──────── Task material
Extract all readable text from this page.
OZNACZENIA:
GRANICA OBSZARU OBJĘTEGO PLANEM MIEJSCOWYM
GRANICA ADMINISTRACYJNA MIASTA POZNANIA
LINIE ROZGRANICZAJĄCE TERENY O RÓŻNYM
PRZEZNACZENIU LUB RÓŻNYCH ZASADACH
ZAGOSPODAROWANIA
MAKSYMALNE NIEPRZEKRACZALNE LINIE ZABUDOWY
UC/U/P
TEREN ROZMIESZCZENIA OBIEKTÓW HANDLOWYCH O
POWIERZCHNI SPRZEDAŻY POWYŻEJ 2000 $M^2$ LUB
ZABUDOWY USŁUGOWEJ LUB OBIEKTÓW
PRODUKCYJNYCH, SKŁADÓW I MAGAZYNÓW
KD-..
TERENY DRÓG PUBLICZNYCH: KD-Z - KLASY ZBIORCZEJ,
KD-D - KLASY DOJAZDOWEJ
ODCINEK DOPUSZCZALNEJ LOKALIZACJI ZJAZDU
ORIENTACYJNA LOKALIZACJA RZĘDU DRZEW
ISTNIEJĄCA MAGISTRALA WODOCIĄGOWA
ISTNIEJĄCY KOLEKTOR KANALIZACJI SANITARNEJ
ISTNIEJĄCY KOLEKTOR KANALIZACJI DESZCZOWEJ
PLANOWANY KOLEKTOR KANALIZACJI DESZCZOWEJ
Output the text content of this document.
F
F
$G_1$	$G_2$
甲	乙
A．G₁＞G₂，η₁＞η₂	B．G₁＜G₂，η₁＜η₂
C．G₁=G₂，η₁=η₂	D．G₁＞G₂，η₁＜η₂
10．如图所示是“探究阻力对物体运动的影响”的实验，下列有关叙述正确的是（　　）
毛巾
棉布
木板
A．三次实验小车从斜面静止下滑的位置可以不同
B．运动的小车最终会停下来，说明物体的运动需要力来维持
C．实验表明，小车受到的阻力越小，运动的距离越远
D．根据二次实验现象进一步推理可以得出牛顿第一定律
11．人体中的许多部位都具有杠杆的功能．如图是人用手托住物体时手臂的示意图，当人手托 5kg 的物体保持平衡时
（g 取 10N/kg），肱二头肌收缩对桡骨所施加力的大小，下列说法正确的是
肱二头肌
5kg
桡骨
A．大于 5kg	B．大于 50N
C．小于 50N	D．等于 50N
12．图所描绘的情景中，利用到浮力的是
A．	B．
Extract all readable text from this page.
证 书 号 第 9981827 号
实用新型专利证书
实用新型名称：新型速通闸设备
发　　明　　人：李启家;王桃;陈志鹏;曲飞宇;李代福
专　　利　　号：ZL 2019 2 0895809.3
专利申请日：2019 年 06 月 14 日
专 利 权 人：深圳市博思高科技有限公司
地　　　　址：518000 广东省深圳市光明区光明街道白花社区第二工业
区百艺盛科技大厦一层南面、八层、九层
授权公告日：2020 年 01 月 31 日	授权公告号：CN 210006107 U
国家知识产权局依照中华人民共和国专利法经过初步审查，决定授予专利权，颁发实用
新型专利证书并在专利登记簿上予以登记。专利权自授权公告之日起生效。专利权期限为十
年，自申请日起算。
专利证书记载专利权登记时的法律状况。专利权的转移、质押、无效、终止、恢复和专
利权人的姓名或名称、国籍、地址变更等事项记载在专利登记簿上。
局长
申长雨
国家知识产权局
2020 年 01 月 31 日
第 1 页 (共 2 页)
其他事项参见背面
────────────────
From the data above, gather every line that includes the word "ZABUDOWY".

MAKSYMALNE NIEPRZEKRACZALNE LINIE ZABUDOWY
ZABUDOWY USŁUGOWEJ LUB OBIEKTÓW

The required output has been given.